[Written task]: Among the entries, which lines carry the string "right"? Copy each of them.
** start Source data **
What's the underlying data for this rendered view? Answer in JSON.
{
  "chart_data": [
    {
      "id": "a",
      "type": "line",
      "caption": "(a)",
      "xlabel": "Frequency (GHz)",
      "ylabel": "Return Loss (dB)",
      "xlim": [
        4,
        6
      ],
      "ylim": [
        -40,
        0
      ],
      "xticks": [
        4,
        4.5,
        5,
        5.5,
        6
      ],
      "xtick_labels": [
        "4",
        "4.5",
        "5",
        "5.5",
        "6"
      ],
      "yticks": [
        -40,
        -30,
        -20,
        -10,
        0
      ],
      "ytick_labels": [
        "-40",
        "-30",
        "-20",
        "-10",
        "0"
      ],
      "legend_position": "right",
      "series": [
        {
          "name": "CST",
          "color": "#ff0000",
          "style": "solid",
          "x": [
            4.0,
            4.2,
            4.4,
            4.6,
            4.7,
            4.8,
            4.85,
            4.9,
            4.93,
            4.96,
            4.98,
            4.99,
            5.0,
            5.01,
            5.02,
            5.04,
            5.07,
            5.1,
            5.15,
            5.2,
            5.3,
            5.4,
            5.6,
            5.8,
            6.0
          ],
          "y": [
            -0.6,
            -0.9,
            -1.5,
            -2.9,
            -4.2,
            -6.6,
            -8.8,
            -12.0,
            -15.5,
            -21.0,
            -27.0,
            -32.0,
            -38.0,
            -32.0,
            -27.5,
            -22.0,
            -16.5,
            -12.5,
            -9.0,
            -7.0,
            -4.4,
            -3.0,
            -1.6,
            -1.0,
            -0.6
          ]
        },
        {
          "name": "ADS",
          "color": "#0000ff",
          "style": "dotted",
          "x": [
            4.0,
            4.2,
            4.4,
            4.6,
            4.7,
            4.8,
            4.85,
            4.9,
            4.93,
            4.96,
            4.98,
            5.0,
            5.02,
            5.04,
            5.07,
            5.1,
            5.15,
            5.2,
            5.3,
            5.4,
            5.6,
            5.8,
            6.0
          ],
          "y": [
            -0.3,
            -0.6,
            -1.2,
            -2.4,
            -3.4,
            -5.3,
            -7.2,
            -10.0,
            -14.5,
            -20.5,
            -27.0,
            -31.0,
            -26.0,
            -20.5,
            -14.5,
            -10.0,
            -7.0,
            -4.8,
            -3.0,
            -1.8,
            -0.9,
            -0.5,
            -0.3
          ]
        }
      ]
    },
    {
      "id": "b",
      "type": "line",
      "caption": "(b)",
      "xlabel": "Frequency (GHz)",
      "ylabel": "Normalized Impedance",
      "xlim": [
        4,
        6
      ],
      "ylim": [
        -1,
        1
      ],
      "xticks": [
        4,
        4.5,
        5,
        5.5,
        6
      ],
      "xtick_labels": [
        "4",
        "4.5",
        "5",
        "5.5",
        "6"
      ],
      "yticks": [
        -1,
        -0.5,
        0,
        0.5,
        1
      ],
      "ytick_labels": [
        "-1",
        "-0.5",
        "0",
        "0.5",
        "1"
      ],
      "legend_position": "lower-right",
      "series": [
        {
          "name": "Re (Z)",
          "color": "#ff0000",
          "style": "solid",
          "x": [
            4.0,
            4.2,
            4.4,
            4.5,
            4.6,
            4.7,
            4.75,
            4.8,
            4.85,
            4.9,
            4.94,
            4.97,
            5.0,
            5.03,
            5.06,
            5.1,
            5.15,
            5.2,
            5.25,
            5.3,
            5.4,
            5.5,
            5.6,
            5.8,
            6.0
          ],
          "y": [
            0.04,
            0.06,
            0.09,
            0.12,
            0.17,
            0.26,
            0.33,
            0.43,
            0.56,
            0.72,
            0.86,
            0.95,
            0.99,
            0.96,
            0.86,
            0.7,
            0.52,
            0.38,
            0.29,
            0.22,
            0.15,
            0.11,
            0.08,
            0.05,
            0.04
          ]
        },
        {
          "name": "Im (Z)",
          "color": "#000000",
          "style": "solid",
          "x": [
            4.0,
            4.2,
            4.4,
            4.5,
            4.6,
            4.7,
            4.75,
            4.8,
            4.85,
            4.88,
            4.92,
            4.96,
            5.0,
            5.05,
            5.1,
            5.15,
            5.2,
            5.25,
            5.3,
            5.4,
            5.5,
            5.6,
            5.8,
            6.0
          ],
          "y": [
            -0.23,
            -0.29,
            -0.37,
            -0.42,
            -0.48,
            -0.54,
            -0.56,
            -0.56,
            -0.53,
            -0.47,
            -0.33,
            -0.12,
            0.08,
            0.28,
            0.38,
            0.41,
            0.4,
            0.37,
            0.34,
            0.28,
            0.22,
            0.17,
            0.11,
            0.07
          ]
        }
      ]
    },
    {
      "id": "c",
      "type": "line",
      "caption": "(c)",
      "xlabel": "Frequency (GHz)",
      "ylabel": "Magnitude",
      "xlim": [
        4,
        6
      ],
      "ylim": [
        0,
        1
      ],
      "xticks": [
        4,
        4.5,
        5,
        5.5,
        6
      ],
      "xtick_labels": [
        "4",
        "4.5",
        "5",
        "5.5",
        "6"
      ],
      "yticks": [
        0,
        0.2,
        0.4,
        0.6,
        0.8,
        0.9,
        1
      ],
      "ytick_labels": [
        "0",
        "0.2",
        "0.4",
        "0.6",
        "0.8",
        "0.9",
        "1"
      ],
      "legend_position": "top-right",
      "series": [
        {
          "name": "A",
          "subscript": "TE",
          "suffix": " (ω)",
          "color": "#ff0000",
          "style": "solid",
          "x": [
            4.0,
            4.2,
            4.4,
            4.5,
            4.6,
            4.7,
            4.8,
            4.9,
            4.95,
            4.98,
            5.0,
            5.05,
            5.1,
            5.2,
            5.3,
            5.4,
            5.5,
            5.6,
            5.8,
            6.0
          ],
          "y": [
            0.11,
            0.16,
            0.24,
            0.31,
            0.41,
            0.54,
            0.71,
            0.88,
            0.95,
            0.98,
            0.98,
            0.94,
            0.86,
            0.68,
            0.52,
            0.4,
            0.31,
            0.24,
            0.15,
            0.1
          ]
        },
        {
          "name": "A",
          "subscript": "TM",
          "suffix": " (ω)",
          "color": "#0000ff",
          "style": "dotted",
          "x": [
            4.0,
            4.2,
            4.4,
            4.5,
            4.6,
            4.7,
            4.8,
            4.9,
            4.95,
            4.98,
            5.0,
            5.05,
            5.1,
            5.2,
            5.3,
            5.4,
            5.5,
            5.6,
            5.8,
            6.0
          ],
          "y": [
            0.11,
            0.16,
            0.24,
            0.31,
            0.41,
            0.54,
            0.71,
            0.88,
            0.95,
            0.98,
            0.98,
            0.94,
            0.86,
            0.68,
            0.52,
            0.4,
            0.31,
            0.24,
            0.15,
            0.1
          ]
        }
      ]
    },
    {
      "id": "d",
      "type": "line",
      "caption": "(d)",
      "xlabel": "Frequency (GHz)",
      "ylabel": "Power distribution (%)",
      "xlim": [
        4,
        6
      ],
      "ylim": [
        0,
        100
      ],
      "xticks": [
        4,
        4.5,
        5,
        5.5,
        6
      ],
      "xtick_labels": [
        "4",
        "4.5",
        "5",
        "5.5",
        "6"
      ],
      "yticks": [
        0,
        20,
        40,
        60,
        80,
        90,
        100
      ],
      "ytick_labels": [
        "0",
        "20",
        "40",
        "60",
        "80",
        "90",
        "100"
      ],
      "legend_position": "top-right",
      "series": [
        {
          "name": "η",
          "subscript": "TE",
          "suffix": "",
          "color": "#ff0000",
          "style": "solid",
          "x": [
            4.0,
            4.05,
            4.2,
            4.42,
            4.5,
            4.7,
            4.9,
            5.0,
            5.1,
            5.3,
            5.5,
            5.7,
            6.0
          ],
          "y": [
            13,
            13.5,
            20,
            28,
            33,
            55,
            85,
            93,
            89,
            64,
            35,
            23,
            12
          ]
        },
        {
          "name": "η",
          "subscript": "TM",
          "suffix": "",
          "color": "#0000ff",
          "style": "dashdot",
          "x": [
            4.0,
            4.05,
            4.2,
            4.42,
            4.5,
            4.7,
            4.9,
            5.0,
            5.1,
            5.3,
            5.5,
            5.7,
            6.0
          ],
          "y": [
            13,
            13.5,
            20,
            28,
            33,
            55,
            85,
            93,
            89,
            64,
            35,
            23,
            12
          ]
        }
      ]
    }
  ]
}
** end Source data **
[Full response]:
      "legend_position": "right",
      "legend_position": "lower-right",
      "legend_position": "top-right",
      "legend_position": "top-right",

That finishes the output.